• **Task material**:
**********

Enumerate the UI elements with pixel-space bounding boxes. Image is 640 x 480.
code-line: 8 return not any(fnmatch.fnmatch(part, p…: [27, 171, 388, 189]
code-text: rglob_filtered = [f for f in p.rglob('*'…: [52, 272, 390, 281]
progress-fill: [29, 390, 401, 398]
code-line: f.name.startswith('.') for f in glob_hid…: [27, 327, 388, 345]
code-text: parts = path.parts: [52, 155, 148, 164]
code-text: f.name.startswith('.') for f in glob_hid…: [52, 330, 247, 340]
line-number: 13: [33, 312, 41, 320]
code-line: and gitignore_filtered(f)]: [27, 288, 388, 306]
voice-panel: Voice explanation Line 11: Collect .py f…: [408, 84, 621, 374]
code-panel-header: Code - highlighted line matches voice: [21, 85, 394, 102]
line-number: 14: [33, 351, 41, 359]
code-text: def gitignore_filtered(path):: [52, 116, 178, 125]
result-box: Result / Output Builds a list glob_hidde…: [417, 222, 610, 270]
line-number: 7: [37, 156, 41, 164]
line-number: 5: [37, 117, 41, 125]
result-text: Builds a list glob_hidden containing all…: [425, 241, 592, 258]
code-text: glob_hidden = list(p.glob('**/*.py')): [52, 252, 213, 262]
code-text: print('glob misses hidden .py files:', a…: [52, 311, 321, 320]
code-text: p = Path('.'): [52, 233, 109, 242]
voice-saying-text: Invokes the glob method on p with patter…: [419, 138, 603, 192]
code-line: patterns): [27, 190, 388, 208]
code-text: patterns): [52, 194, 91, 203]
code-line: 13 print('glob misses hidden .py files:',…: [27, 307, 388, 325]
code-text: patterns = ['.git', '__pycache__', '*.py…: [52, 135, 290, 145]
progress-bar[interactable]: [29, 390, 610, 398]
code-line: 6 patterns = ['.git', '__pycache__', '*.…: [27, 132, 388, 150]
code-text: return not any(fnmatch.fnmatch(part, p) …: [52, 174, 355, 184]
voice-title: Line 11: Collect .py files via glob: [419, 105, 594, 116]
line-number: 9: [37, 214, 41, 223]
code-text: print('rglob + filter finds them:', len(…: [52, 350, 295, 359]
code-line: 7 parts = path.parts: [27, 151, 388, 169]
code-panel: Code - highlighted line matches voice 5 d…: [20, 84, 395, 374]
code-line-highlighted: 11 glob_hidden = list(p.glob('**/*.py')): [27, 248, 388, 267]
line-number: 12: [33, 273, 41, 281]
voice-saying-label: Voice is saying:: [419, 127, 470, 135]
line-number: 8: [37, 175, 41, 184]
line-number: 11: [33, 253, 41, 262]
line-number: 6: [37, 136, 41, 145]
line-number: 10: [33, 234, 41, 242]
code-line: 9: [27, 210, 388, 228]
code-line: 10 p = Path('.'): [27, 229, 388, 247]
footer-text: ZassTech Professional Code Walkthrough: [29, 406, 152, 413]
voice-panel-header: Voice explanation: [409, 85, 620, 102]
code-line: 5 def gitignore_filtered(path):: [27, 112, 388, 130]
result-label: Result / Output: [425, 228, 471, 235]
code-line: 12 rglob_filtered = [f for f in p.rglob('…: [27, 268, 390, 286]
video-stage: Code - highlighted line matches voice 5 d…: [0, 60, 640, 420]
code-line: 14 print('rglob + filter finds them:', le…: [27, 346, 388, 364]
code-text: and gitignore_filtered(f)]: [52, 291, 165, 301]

**********

• **Goal**:
Reproduce every line of the items above verbatim, from the first line through the last.

• **Answer to the problem**:
Enumerate the UI elements with pixel-space bounding boxes. Image is 640 x 480.
code-line: 8 return not any(fnmatch.fnmatch(part, p…: [27, 171, 388, 189]
code-text: rglob_filtered = [f for f in p.rglob('*'…: [52, 272, 390, 281]
progress-fill: [29, 390, 401, 398]
code-line: f.name.startswith('.') for f in glob_hid…: [27, 327, 388, 345]
code-text: parts = path.parts: [52, 155, 148, 164]
code-text: f.name.startswith('.') for f in glob_hid…: [52, 330, 247, 340]
line-number: 13: [33, 312, 41, 320]
code-line: and gitignore_filtered(f)]: [27, 288, 388, 306]
voice-panel: Voice explanation Line 11: Collect .py f…: [408, 84, 621, 374]
code-panel-header: Code - highlighted line matches voice: [21, 85, 394, 102]
line-number: 14: [33, 351, 41, 359]
code-text: def gitignore_filtered(path):: [52, 116, 178, 125]
result-box: Result / Output Builds a list glob_hidde…: [417, 222, 610, 270]
line-number: 7: [37, 156, 41, 164]
line-number: 5: [37, 117, 41, 125]
result-text: Builds a list glob_hidden containing all…: [425, 241, 592, 258]
code-text: glob_hidden = list(p.glob('**/*.py')): [52, 252, 213, 262]
code-text: print('glob misses hidden .py files:', a…: [52, 311, 321, 320]
code-text: p = Path('.'): [52, 233, 109, 242]
voice-saying-text: Invokes the glob method on p with patter…: [419, 138, 603, 192]
code-line: patterns): [27, 190, 388, 208]
code-text: patterns): [52, 194, 91, 203]
code-line: 13 print('glob misses hidden .py files:',…: [27, 307, 388, 325]
code-text: patterns = ['.git', '__pycache__', '*.py…: [52, 135, 290, 145]
progress-bar[interactable]: [29, 390, 610, 398]
code-line: 6 patterns = ['.git', '__pycache__', '*.…: [27, 132, 388, 150]
code-text: return not any(fnmatch.fnmatch(part, p) …: [52, 174, 355, 184]
voice-title: Line 11: Collect .py files via glob: [419, 105, 594, 116]
line-number: 9: [37, 214, 41, 223]
code-text: print('rglob + filter finds them:', len(…: [52, 350, 295, 359]
code-line: 7 parts = path.parts: [27, 151, 388, 169]
code-panel: Code - highlighted line matches voice 5 d…: [20, 84, 395, 374]
code-line-highlighted: 11 glob_hidden = list(p.glob('**/*.py')): [27, 248, 388, 267]
line-number: 12: [33, 273, 41, 281]
voice-saying-label: Voice is saying:: [419, 127, 470, 135]
line-number: 8: [37, 175, 41, 184]
line-number: 11: [33, 253, 41, 262]
line-number: 6: [37, 136, 41, 145]
line-number: 10: [33, 234, 41, 242]
code-line: 9: [27, 210, 388, 228]
code-line: 10 p = Path('.'): [27, 229, 388, 247]
footer-text: ZassTech Professional Code Walkthrough: [29, 406, 152, 413]
voice-panel-header: Voice explanation: [409, 85, 620, 102]
code-line: 5 def gitignore_filtered(path):: [27, 112, 388, 130]
result-label: Result / Output: [425, 228, 471, 235]
code-line: 12 rglob_filtered = [f for f in p.rglob('…: [27, 268, 390, 286]
video-stage: Code - highlighted line matches voice 5 d…: [0, 60, 640, 420]
code-line: 14 print('rglob + filter finds them:', le…: [27, 346, 388, 364]
code-text: and gitignore_filtered(f)]: [52, 291, 165, 301]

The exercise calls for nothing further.